Given instruction: Count the lines in the items below that contain the string "wechat", with case counting, and give only that number.

Listed entries:

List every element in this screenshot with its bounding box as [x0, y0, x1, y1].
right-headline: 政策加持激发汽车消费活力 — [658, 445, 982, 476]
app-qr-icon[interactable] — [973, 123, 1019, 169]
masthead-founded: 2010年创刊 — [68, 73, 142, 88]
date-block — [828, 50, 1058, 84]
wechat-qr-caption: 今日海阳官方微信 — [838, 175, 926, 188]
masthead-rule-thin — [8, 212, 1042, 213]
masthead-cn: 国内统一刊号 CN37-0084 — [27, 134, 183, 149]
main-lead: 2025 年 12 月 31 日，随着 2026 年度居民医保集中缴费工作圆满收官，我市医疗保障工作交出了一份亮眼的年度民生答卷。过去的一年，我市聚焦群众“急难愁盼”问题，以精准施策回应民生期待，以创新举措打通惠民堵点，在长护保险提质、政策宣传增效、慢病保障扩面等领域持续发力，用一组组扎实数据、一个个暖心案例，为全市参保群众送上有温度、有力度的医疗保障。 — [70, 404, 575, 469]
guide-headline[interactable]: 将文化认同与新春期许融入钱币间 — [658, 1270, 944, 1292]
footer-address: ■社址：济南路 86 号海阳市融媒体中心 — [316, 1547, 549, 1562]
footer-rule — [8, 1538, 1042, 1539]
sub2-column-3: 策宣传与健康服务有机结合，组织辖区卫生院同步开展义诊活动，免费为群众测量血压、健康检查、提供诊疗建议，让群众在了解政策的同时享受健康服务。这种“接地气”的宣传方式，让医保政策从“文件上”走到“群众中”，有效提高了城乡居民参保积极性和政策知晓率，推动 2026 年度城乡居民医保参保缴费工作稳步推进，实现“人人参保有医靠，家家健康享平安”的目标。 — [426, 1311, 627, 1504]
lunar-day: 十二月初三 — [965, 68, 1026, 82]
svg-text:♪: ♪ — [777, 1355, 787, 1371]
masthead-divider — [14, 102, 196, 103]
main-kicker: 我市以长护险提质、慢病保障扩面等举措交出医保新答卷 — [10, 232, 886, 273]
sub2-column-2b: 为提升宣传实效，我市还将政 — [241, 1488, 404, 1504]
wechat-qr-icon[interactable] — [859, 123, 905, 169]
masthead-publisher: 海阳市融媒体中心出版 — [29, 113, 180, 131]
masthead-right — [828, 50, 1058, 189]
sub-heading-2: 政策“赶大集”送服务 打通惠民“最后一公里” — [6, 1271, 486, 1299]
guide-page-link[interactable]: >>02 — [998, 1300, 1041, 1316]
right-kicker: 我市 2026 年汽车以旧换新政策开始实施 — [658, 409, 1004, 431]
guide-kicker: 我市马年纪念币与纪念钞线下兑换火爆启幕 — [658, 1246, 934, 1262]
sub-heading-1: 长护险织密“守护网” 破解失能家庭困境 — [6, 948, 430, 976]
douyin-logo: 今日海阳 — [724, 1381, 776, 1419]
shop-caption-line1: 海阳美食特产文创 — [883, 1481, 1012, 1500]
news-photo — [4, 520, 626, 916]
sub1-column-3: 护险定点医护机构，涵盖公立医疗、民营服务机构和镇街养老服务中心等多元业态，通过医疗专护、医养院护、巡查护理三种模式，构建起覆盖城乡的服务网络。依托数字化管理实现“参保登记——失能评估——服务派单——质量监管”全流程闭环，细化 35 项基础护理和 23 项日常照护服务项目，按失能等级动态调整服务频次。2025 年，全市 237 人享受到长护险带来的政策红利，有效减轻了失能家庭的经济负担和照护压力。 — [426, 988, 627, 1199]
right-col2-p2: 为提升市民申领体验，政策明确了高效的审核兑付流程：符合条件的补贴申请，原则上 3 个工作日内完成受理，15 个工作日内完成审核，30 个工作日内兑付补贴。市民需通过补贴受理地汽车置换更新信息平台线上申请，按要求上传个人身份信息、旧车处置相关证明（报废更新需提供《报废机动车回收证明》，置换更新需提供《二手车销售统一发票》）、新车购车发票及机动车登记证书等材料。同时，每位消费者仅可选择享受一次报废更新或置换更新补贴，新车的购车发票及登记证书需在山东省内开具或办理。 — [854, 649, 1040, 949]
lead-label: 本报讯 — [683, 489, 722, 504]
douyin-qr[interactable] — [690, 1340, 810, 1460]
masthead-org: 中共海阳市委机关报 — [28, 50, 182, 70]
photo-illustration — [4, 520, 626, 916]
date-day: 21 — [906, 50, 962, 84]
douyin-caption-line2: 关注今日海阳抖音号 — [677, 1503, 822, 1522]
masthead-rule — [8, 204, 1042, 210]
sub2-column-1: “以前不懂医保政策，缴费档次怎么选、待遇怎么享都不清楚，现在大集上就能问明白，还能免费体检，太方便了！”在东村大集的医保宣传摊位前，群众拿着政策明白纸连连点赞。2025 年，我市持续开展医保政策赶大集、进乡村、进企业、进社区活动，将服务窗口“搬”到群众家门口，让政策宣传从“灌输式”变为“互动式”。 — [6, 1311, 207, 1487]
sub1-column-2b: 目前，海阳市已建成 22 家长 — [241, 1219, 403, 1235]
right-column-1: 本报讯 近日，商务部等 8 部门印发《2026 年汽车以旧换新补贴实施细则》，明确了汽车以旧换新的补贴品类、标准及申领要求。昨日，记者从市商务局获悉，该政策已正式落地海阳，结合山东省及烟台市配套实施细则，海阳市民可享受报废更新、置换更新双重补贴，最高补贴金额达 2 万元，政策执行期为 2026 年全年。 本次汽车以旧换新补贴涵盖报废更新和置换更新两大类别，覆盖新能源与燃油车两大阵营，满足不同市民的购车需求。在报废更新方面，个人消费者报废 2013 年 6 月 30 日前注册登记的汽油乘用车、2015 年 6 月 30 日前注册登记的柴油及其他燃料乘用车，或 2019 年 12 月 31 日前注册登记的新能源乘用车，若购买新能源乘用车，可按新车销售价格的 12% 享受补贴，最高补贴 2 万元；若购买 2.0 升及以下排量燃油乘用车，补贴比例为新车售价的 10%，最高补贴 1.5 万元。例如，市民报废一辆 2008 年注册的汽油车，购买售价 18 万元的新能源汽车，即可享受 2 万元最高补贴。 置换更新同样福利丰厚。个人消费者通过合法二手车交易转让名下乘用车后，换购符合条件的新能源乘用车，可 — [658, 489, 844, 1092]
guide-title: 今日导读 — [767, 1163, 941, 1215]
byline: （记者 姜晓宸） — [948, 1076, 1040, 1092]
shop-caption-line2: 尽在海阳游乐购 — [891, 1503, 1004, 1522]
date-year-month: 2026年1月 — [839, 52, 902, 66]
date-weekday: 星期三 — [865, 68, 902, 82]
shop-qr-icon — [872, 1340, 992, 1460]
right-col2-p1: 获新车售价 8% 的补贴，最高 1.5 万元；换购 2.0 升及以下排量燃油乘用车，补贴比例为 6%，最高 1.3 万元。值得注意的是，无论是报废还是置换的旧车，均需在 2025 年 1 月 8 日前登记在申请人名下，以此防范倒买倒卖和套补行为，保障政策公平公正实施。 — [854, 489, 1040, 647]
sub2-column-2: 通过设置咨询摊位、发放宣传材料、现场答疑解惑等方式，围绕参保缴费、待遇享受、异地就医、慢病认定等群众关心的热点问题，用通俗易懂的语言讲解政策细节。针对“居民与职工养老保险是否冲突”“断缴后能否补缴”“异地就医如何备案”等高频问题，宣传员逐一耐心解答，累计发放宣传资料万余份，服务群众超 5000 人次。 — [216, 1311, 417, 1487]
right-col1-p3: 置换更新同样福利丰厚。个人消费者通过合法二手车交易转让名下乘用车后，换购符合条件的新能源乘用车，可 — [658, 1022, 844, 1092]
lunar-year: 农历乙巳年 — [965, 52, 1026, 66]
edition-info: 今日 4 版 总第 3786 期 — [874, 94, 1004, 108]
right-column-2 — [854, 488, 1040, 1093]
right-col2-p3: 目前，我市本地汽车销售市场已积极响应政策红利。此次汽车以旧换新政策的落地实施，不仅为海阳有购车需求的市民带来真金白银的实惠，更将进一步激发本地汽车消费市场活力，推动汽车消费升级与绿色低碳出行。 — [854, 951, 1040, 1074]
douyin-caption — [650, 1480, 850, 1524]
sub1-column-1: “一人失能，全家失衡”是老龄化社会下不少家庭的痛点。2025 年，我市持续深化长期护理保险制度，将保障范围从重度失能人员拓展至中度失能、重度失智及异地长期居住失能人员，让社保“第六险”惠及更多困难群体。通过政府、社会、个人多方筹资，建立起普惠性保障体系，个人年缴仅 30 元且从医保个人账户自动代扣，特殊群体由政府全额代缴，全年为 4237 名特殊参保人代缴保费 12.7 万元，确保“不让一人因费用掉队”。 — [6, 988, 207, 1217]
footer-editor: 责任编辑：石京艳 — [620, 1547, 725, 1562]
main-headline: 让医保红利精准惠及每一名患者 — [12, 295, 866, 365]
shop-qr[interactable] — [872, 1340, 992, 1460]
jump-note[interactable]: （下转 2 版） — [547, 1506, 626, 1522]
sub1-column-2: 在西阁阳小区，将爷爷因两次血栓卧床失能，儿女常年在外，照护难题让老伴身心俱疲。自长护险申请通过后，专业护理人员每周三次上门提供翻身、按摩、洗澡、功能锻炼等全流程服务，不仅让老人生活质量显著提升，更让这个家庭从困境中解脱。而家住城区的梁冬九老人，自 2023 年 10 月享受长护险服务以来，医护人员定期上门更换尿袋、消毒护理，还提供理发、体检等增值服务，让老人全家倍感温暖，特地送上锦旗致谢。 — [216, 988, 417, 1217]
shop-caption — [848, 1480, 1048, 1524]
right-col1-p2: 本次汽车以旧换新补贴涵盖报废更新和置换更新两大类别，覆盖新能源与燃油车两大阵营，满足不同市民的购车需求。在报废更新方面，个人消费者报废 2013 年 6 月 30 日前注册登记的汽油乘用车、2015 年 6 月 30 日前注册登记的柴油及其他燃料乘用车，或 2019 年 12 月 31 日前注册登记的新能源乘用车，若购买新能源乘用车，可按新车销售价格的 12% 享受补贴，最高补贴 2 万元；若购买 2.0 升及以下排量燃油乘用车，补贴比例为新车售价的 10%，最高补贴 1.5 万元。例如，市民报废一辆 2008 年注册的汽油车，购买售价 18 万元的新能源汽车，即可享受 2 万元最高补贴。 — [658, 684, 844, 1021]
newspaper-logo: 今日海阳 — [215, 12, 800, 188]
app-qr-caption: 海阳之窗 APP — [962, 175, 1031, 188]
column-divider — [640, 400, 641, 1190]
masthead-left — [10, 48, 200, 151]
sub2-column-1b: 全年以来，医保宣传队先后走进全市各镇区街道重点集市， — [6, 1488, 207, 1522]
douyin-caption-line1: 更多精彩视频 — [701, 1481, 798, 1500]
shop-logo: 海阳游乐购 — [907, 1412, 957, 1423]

Task solution: 2